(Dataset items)
---*---

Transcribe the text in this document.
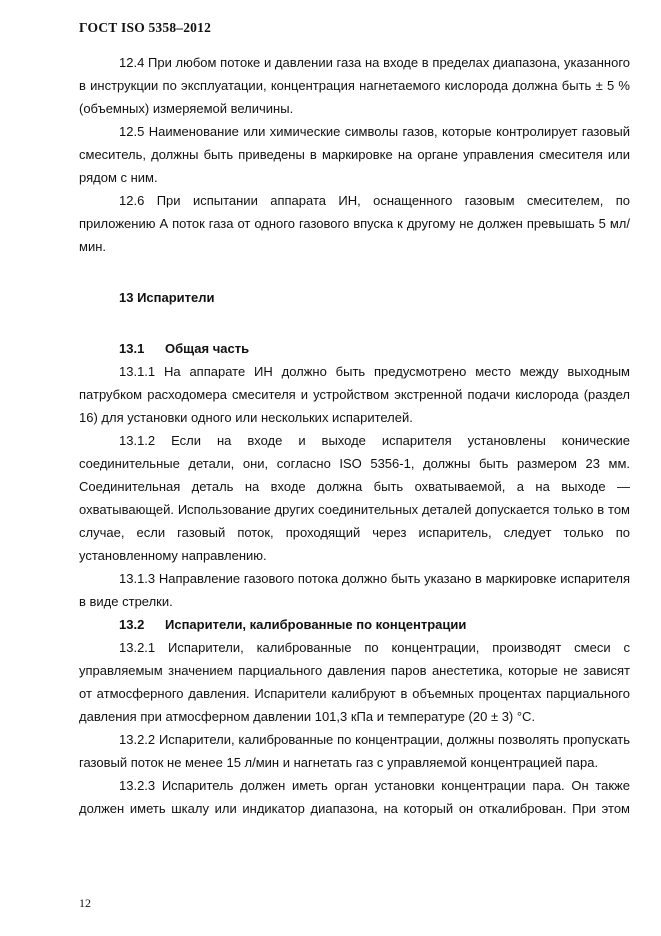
ГОСТ ISO 5358–2012

12.4 При любом потоке и давлении газа на входе в пределах диапазона, указанного в инструкции по эксплуатации, концентрация нагнетаемого кислорода должна быть ± 5 % (объемных) измеряемой величины.

12.5 Наименование или химические символы газов, которые контролирует газовый смеситель, должны быть приведены в маркировке на органе управления смесителя или рядом с ним.

12.6 При испытании аппарата ИН, оснащенного газовым смесителем, по приложению А поток газа от одного газового впуска к другому не должен превышать 5 мл/мин.

13 Испарители

13.1 Общая часть

13.1.1 На аппарате ИН должно быть предусмотрено место между выходным патрубком расходомера смесителя и устройством экстренной подачи кислорода (раздел 16) для установки одного или нескольких испарителей.

13.1.2 Если на входе и выходе испарителя установлены конические соединительные детали, они, согласно ISO 5356-1, должны быть размером 23 мм. Соединительная деталь на входе должна быть охватываемой, а на выходе — охватывающей. Использование других соединительных деталей допускается только в том случае, если газовый поток, проходящий через испаритель, следует только по установленному направлению.

13.1.3 Направление газового потока должно быть указано в маркировке испарителя в виде стрелки.

13.2 Испарители, калиброванные по концентрации

13.2.1 Испарители, калиброванные по концентрации, производят смеси с управляемым значением парциального давления паров анестетика, которые не зависят от атмосферного давления. Испарители калибруют в объемных процентах парциального давления при атмосферном давлении 101,3 кПа и температуре (20 ± 3) °С.

13.2.2 Испарители, калиброванные по концентрации, должны позволять пропускать газовый поток не менее 15 л/мин и нагнетать газ с управляемой концентрацией пара.

13.2.3 Испаритель должен иметь орган установки концентрации пара. Он также должен иметь шкалу или индикатор диапазона, на который он откалиброван. При этом

12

---*---

Directive
Print every entry above again without changing a word, and omit the pictures.

Response to the task
Transcribe the text in this document.
ГОСТ ISO 5358–2012

12.4 При любом потоке и давлении газа на входе в пределах диапазона, указанного в инструкции по эксплуатации, концентрация нагнетаемого кислорода должна быть ± 5 % (объемных) измеряемой величины.

12.5 Наименование или химические символы газов, которые контролирует газовый смеситель, должны быть приведены в маркировке на органе управления смесителя или рядом с ним.

12.6 При испытании аппарата ИН, оснащенного газовым смесителем, по приложению А поток газа от одного газового впуска к другому не должен превышать 5 мл/мин.

13 Испарители

13.1 Общая часть

13.1.1 На аппарате ИН должно быть предусмотрено место между выходным патрубком расходомера смесителя и устройством экстренной подачи кислорода (раздел 16) для установки одного или нескольких испарителей.

13.1.2 Если на входе и выходе испарителя установлены конические соединительные детали, они, согласно ISO 5356-1, должны быть размером 23 мм. Соединительная деталь на входе должна быть охватываемой, а на выходе — охватывающей. Использование других соединительных деталей допускается только в том случае, если газовый поток, проходящий через испаритель, следует только по установленному направлению.

13.1.3 Направление газового потока должно быть указано в маркировке испарителя в виде стрелки.

13.2 Испарители, калиброванные по концентрации

13.2.1 Испарители, калиброванные по концентрации, производят смеси с управляемым значением парциального давления паров анестетика, которые не зависят от атмосферного давления. Испарители калибруют в объемных процентах парциального давления при атмосферном давлении 101,3 кПа и температуре (20 ± 3) °С.

13.2.2 Испарители, калиброванные по концентрации, должны позволять пропускать газовый поток не менее 15 л/мин и нагнетать газ с управляемой концентрацией пара.

13.2.3 Испаритель должен иметь орган установки концентрации пара. Он также должен иметь шкалу или индикатор диапазона, на который он откалиброван. При этом

12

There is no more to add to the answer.